## BEGIN Supplied material
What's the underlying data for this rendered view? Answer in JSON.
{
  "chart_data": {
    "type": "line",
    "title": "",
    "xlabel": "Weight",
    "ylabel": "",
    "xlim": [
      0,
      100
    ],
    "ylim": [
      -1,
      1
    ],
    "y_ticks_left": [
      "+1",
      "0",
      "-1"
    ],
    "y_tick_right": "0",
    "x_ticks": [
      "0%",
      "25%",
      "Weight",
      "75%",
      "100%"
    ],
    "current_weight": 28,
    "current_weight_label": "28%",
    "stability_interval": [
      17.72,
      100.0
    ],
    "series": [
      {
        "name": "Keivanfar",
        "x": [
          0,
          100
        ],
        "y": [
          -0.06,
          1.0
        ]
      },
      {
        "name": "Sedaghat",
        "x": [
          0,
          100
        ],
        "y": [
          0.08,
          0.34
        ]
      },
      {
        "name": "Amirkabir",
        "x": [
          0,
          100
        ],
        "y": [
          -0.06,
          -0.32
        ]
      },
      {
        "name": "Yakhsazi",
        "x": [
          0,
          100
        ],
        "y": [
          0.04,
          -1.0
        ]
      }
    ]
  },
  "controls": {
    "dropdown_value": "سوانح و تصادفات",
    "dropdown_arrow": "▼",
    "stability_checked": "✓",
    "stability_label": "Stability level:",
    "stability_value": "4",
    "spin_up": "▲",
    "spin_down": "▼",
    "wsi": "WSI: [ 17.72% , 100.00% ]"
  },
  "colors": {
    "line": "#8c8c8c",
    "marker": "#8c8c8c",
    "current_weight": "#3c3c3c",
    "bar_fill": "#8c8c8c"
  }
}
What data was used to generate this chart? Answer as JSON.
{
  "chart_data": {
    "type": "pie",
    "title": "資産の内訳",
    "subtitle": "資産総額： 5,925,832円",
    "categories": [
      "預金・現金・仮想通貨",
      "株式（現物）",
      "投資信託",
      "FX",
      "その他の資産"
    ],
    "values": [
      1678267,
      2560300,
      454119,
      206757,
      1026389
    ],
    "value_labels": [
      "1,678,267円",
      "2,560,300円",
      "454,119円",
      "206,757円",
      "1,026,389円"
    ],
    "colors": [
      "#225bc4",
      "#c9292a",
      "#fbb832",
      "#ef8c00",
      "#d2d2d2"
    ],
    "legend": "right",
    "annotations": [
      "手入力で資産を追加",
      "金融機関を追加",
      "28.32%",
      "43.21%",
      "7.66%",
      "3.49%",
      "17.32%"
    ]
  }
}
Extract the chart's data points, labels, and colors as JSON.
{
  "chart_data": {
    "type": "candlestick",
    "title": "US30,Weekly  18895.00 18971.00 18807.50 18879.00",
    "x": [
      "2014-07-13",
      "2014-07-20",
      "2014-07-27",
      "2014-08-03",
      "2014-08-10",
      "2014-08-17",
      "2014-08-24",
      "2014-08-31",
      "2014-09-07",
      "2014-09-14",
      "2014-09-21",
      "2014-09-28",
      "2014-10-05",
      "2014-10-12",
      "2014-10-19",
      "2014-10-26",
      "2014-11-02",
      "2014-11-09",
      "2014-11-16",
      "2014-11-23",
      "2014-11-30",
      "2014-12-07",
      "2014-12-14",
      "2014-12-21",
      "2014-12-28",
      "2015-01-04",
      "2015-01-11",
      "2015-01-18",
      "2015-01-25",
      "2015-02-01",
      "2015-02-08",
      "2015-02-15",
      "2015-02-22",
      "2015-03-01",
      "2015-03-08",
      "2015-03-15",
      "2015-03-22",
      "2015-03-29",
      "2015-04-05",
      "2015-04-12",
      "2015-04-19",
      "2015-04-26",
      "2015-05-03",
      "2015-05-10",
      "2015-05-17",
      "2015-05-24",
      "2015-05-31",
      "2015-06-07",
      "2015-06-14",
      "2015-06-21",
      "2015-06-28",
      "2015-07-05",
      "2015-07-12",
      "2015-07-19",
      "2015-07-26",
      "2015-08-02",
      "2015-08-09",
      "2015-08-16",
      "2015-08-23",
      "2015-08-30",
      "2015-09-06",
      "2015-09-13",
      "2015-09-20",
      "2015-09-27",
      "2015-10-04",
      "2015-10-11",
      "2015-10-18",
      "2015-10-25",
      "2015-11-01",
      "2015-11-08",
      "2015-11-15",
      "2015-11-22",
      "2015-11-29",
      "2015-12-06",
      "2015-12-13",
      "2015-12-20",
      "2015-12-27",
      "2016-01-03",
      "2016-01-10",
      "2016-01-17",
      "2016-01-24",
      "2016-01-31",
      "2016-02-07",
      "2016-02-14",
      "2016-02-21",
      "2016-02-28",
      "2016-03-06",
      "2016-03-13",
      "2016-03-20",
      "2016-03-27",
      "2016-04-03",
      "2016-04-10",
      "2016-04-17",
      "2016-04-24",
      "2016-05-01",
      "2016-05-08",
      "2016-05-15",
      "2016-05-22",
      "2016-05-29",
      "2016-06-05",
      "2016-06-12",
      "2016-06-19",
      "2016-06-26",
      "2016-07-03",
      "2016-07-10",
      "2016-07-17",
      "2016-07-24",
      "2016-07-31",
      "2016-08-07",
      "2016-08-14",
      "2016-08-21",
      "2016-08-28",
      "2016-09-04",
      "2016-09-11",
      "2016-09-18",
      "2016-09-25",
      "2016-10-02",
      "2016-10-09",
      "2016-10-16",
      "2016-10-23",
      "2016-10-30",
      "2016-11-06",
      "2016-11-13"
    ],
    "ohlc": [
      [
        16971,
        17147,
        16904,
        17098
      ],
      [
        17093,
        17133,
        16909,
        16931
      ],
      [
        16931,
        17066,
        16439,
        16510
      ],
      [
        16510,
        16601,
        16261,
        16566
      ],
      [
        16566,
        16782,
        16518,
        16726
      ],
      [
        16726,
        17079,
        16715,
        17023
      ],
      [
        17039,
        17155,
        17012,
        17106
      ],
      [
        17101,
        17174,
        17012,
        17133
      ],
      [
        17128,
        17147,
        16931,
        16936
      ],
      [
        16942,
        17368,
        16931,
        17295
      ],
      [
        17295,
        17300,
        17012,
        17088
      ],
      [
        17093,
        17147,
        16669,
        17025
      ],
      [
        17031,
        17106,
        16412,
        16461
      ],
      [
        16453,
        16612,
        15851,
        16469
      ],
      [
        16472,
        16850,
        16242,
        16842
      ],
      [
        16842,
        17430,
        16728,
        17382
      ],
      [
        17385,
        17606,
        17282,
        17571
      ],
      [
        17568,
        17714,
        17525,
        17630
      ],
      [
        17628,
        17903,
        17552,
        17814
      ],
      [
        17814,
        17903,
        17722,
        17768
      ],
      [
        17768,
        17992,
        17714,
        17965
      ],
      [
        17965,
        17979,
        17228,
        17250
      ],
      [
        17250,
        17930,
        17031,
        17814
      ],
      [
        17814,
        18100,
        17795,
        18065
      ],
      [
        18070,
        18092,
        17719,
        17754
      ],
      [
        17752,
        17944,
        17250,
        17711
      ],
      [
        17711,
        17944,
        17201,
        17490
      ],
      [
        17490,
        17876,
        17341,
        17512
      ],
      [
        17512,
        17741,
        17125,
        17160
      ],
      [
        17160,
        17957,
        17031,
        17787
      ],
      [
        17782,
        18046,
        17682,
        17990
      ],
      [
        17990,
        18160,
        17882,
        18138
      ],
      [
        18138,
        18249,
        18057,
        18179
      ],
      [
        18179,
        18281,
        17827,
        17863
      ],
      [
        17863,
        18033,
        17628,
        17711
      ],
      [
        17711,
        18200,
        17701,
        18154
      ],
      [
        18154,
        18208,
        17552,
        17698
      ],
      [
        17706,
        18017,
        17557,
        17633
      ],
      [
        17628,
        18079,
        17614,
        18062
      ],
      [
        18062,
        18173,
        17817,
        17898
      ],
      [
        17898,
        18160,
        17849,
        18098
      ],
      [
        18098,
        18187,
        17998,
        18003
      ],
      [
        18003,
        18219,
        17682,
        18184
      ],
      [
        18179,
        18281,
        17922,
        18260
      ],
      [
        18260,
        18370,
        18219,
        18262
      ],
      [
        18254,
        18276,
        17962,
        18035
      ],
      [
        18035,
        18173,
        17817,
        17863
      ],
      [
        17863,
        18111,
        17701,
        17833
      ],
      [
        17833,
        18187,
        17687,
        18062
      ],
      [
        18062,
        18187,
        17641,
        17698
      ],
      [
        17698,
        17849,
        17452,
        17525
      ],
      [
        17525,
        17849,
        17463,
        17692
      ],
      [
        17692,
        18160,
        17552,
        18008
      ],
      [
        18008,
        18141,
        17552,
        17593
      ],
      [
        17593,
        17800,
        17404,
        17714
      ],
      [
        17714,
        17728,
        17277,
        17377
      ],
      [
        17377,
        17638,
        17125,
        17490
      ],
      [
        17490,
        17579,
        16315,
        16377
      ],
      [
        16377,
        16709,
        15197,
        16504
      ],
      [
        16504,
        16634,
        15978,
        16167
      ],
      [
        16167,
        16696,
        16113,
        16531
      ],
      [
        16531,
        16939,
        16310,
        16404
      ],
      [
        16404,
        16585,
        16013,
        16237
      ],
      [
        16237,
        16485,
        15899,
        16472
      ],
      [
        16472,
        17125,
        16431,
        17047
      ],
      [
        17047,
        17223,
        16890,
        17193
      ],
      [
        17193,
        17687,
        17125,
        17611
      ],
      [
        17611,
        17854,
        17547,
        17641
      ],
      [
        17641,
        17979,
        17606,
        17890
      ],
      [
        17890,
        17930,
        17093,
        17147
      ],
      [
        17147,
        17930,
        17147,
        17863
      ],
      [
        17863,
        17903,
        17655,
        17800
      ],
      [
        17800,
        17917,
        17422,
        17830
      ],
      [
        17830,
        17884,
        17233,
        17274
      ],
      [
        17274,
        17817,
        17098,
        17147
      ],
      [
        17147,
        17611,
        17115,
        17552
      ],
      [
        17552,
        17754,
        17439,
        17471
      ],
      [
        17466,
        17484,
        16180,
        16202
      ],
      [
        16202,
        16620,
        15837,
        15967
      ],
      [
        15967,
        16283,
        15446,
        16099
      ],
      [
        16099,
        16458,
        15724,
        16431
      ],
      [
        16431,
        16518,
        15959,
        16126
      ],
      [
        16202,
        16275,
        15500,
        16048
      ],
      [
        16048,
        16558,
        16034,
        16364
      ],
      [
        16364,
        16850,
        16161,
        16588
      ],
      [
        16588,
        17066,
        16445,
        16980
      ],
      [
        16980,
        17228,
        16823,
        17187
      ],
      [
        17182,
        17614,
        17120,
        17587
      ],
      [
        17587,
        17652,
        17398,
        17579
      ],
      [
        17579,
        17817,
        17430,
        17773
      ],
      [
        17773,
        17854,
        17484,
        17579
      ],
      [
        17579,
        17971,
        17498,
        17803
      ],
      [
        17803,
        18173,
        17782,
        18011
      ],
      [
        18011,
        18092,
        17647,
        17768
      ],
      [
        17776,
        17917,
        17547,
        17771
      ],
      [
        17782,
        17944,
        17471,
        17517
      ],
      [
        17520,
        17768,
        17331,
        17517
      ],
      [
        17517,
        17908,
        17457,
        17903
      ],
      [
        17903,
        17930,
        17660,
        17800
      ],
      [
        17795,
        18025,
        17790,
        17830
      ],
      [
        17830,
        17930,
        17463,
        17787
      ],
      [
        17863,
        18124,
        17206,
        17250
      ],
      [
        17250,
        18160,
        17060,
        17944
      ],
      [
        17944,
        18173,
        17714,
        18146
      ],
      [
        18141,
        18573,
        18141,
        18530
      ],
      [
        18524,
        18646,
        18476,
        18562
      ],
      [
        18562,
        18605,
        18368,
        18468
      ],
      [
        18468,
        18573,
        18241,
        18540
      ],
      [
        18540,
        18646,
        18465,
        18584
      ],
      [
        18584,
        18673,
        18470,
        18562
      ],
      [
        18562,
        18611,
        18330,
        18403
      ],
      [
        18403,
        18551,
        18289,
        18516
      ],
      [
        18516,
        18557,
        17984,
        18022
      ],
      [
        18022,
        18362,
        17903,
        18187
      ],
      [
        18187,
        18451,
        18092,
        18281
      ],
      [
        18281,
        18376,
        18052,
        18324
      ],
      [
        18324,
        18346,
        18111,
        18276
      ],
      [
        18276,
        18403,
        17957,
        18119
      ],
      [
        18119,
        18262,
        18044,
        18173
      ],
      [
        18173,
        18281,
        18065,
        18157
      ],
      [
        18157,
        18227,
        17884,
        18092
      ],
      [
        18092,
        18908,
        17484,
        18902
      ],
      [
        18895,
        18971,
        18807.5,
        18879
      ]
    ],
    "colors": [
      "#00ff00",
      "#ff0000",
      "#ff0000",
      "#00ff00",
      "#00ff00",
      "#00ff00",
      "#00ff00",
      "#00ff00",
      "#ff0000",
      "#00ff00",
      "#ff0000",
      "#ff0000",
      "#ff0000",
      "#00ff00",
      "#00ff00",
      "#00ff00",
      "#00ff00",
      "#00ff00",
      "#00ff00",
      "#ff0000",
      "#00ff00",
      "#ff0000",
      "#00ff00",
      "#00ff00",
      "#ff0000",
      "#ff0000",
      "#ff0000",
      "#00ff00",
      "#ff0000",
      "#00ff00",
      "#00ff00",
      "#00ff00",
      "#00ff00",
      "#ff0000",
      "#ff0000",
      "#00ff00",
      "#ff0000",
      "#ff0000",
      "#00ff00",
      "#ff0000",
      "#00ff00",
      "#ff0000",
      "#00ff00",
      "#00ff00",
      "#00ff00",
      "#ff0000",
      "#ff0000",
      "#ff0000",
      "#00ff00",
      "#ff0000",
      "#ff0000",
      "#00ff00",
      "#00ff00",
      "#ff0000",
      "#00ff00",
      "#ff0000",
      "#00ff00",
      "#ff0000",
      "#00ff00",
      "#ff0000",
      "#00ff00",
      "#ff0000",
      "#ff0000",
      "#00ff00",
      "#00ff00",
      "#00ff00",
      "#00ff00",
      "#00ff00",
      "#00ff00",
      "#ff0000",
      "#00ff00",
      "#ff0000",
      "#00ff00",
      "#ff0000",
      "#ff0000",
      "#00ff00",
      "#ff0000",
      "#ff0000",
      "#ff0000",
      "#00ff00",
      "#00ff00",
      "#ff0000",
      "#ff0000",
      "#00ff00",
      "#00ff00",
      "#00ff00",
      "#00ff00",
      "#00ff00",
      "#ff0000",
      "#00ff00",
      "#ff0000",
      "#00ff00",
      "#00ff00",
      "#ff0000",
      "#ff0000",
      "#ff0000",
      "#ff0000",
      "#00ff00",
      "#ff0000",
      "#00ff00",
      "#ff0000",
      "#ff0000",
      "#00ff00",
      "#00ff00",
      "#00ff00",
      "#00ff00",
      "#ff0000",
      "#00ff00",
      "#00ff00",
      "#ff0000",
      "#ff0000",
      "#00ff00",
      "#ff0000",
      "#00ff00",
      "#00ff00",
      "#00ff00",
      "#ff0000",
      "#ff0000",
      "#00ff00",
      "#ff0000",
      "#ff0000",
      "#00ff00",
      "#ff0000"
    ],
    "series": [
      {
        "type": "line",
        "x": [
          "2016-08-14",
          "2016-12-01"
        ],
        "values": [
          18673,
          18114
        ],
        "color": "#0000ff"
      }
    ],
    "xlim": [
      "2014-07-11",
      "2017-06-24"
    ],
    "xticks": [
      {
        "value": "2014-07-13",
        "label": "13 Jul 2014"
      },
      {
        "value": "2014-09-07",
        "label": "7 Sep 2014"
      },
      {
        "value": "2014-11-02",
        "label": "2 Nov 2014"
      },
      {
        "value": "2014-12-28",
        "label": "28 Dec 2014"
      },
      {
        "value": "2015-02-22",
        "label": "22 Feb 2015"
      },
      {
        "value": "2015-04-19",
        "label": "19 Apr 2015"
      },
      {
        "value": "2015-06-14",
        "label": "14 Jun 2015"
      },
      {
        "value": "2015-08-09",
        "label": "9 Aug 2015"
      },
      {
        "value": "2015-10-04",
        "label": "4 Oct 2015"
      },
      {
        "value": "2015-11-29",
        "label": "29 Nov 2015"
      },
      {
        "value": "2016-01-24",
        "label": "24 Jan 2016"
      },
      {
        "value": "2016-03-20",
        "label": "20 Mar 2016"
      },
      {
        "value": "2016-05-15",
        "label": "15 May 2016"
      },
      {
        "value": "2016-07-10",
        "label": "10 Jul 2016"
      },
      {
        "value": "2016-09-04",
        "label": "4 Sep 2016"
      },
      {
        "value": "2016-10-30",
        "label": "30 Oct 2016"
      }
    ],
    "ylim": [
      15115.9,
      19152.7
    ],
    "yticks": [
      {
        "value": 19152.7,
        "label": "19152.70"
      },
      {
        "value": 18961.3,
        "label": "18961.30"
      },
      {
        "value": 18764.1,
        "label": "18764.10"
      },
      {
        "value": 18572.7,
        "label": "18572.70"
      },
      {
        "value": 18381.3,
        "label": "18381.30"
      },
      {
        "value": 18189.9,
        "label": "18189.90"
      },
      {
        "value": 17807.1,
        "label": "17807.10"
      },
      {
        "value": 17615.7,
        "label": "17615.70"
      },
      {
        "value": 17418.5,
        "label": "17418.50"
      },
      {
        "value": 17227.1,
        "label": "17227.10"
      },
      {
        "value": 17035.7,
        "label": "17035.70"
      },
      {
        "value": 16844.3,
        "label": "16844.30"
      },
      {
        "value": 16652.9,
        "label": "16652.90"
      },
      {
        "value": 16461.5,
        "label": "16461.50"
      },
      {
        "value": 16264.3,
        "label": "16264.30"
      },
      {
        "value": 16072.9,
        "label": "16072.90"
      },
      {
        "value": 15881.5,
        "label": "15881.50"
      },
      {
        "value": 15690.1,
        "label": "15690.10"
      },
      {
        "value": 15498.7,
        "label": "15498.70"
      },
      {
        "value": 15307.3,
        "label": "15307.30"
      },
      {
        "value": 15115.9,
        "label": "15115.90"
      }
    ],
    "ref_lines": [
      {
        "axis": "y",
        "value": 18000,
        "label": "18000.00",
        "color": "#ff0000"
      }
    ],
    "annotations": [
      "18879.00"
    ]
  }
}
## END Supplied material
Give nothing but the number of lines containing the string "Answer".

2